=== Information provided ===
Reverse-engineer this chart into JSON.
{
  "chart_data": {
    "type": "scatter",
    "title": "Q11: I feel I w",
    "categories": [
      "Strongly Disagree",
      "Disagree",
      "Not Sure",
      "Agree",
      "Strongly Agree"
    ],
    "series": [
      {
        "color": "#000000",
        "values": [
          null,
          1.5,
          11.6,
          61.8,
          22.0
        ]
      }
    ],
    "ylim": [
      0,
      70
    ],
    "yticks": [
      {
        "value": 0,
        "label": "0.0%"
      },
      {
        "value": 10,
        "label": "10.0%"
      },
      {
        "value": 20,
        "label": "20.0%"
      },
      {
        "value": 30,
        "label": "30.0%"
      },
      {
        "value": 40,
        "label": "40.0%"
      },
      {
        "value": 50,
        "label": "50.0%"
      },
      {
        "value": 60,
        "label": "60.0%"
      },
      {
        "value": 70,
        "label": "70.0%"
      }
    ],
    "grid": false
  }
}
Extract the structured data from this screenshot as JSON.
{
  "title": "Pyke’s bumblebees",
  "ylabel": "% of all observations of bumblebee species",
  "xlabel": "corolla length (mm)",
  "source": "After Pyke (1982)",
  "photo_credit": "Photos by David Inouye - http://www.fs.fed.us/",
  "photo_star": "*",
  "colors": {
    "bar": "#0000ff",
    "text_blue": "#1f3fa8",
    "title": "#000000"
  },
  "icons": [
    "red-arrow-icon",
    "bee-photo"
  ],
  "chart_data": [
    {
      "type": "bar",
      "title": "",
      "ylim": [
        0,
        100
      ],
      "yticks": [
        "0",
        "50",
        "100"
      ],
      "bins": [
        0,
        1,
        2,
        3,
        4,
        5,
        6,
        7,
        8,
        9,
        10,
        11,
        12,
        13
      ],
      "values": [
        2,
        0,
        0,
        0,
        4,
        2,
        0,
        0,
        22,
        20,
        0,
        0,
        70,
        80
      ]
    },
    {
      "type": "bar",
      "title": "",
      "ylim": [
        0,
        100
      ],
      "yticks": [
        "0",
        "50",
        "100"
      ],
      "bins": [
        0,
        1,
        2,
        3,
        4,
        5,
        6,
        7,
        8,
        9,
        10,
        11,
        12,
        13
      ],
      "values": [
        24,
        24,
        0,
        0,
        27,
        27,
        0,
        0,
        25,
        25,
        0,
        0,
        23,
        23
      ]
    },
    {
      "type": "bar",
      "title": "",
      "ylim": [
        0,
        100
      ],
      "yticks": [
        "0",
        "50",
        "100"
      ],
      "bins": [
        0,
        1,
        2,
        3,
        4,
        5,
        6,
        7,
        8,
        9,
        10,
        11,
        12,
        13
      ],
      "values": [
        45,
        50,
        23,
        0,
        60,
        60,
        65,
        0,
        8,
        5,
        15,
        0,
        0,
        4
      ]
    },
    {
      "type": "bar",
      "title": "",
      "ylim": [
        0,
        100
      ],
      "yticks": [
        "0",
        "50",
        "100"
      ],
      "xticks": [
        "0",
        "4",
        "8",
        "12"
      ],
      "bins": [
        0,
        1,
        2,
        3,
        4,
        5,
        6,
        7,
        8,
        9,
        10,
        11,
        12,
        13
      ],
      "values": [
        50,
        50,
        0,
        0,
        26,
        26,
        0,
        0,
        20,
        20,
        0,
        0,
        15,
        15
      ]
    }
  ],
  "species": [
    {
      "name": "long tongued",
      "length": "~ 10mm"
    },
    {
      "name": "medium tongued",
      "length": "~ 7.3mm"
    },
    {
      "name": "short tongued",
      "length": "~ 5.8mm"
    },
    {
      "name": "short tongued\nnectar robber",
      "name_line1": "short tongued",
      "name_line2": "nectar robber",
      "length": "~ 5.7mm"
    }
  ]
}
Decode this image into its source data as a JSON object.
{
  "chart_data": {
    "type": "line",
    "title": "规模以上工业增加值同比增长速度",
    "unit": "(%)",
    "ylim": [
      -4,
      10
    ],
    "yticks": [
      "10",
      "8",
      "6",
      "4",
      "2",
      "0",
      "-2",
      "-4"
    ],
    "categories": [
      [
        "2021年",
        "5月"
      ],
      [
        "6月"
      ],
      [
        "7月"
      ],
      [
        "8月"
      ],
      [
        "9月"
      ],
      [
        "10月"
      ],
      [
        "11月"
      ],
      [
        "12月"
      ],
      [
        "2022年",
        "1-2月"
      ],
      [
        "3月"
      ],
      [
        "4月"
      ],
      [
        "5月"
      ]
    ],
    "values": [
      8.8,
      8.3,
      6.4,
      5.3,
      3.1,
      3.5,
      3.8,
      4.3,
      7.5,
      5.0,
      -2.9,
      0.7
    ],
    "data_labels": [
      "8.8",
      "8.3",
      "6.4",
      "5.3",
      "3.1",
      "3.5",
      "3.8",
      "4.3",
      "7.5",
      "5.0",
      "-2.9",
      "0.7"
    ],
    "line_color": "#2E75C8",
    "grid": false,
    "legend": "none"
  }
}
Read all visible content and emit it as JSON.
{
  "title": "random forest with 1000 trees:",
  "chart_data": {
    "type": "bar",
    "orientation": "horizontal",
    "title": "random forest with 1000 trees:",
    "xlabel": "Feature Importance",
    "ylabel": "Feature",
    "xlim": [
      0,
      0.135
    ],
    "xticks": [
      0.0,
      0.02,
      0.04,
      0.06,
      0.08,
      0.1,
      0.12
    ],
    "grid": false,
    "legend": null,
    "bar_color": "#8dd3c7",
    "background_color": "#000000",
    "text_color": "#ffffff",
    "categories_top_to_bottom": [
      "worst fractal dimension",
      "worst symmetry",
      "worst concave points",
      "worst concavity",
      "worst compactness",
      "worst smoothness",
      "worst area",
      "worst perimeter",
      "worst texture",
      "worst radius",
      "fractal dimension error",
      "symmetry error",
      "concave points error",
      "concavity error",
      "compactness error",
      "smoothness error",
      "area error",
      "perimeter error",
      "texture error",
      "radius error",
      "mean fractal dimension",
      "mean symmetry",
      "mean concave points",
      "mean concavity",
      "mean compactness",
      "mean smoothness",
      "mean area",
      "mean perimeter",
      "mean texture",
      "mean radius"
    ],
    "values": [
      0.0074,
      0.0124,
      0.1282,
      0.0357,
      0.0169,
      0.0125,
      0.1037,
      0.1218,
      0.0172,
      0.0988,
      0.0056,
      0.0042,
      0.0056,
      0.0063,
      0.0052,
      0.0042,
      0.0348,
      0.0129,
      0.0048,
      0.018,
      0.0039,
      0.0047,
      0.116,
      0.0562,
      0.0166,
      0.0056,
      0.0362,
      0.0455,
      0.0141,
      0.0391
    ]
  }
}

=== Given request ===
Could you transcribe the records in full, exactly?

=== Answer to this problem ===
Reverse-engineer this chart into JSON.
{
  "chart_data": {
    "type": "scatter",
    "title": "Q11: I feel I w",
    "categories": [
      "Strongly Disagree",
      "Disagree",
      "Not Sure",
      "Agree",
      "Strongly Agree"
    ],
    "series": [
      {
        "color": "#000000",
        "values": [
          null,
          1.5,
          11.6,
          61.8,
          22.0
        ]
      }
    ],
    "ylim": [
      0,
      70
    ],
    "yticks": [
      {
        "value": 0,
        "label": "0.0%"
      },
      {
        "value": 10,
        "label": "10.0%"
      },
      {
        "value": 20,
        "label": "20.0%"
      },
      {
        "value": 30,
        "label": "30.0%"
      },
      {
        "value": 40,
        "label": "40.0%"
      },
      {
        "value": 50,
        "label": "50.0%"
      },
      {
        "value": 60,
        "label": "60.0%"
      },
      {
        "value": 70,
        "label": "70.0%"
      }
    ],
    "grid": false
  }
}
Extract the structured data from this screenshot as JSON.
{
  "title": "Pyke’s bumblebees",
  "ylabel": "% of all observations of bumblebee species",
  "xlabel": "corolla length (mm)",
  "source": "After Pyke (1982)",
  "photo_credit": "Photos by David Inouye - http://www.fs.fed.us/",
  "photo_star": "*",
  "colors": {
    "bar": "#0000ff",
    "text_blue": "#1f3fa8",
    "title": "#000000"
  },
  "icons": [
    "red-arrow-icon",
    "bee-photo"
  ],
  "chart_data": [
    {
      "type": "bar",
      "title": "",
      "ylim": [
        0,
        100
      ],
      "yticks": [
        "0",
        "50",
        "100"
      ],
      "bins": [
        0,
        1,
        2,
        3,
        4,
        5,
        6,
        7,
        8,
        9,
        10,
        11,
        12,
        13
      ],
      "values": [
        2,
        0,
        0,
        0,
        4,
        2,
        0,
        0,
        22,
        20,
        0,
        0,
        70,
        80
      ]
    },
    {
      "type": "bar",
      "title": "",
      "ylim": [
        0,
        100
      ],
      "yticks": [
        "0",
        "50",
        "100"
      ],
      "bins": [
        0,
        1,
        2,
        3,
        4,
        5,
        6,
        7,
        8,
        9,
        10,
        11,
        12,
        13
      ],
      "values": [
        24,
        24,
        0,
        0,
        27,
        27,
        0,
        0,
        25,
        25,
        0,
        0,
        23,
        23
      ]
    },
    {
      "type": "bar",
      "title": "",
      "ylim": [
        0,
        100
      ],
      "yticks": [
        "0",
        "50",
        "100"
      ],
      "bins": [
        0,
        1,
        2,
        3,
        4,
        5,
        6,
        7,
        8,
        9,
        10,
        11,
        12,
        13
      ],
      "values": [
        45,
        50,
        23,
        0,
        60,
        60,
        65,
        0,
        8,
        5,
        15,
        0,
        0,
        4
      ]
    },
    {
      "type": "bar",
      "title": "",
      "ylim": [
        0,
        100
      ],
      "yticks": [
        "0",
        "50",
        "100"
      ],
      "xticks": [
        "0",
        "4",
        "8",
        "12"
      ],
      "bins": [
        0,
        1,
        2,
        3,
        4,
        5,
        6,
        7,
        8,
        9,
        10,
        11,
        12,
        13
      ],
      "values": [
        50,
        50,
        0,
        0,
        26,
        26,
        0,
        0,
        20,
        20,
        0,
        0,
        15,
        15
      ]
    }
  ],
  "species": [
    {
      "name": "long tongued",
      "length": "~ 10mm"
    },
    {
      "name": "medium tongued",
      "length": "~ 7.3mm"
    },
    {
      "name": "short tongued",
      "length": "~ 5.8mm"
    },
    {
      "name": "short tongued\nnectar robber",
      "name_line1": "short tongued",
      "name_line2": "nectar robber",
      "length": "~ 5.7mm"
    }
  ]
}
Decode this image into its source data as a JSON object.
{
  "chart_data": {
    "type": "line",
    "title": "规模以上工业增加值同比增长速度",
    "unit": "(%)",
    "ylim": [
      -4,
      10
    ],
    "yticks": [
      "10",
      "8",
      "6",
      "4",
      "2",
      "0",
      "-2",
      "-4"
    ],
    "categories": [
      [
        "2021年",
        "5月"
      ],
      [
        "6月"
      ],
      [
        "7月"
      ],
      [
        "8月"
      ],
      [
        "9月"
      ],
      [
        "10月"
      ],
      [
        "11月"
      ],
      [
        "12月"
      ],
      [
        "2022年",
        "1-2月"
      ],
      [
        "3月"
      ],
      [
        "4月"
      ],
      [
        "5月"
      ]
    ],
    "values": [
      8.8,
      8.3,
      6.4,
      5.3,
      3.1,
      3.5,
      3.8,
      4.3,
      7.5,
      5.0,
      -2.9,
      0.7
    ],
    "data_labels": [
      "8.8",
      "8.3",
      "6.4",
      "5.3",
      "3.1",
      "3.5",
      "3.8",
      "4.3",
      "7.5",
      "5.0",
      "-2.9",
      "0.7"
    ],
    "line_color": "#2E75C8",
    "grid": false,
    "legend": "none"
  }
}
Read all visible content and emit it as JSON.
{
  "title": "random forest with 1000 trees:",
  "chart_data": {
    "type": "bar",
    "orientation": "horizontal",
    "title": "random forest with 1000 trees:",
    "xlabel": "Feature Importance",
    "ylabel": "Feature",
    "xlim": [
      0,
      0.135
    ],
    "xticks": [
      0.0,
      0.02,
      0.04,
      0.06,
      0.08,
      0.1,
      0.12
    ],
    "grid": false,
    "legend": null,
    "bar_color": "#8dd3c7",
    "background_color": "#000000",
    "text_color": "#ffffff",
    "categories_top_to_bottom": [
      "worst fractal dimension",
      "worst symmetry",
      "worst concave points",
      "worst concavity",
      "worst compactness",
      "worst smoothness",
      "worst area",
      "worst perimeter",
      "worst texture",
      "worst radius",
      "fractal dimension error",
      "symmetry error",
      "concave points error",
      "concavity error",
      "compactness error",
      "smoothness error",
      "area error",
      "perimeter error",
      "texture error",
      "radius error",
      "mean fractal dimension",
      "mean symmetry",
      "mean concave points",
      "mean concavity",
      "mean compactness",
      "mean smoothness",
      "mean area",
      "mean perimeter",
      "mean texture",
      "mean radius"
    ],
    "values": [
      0.0074,
      0.0124,
      0.1282,
      0.0357,
      0.0169,
      0.0125,
      0.1037,
      0.1218,
      0.0172,
      0.0988,
      0.0056,
      0.0042,
      0.0056,
      0.0063,
      0.0052,
      0.0042,
      0.0348,
      0.0129,
      0.0048,
      0.018,
      0.0039,
      0.0047,
      0.116,
      0.0562,
      0.0166,
      0.0056,
      0.0362,
      0.0455,
      0.0141,
      0.0391
    ]
  }
}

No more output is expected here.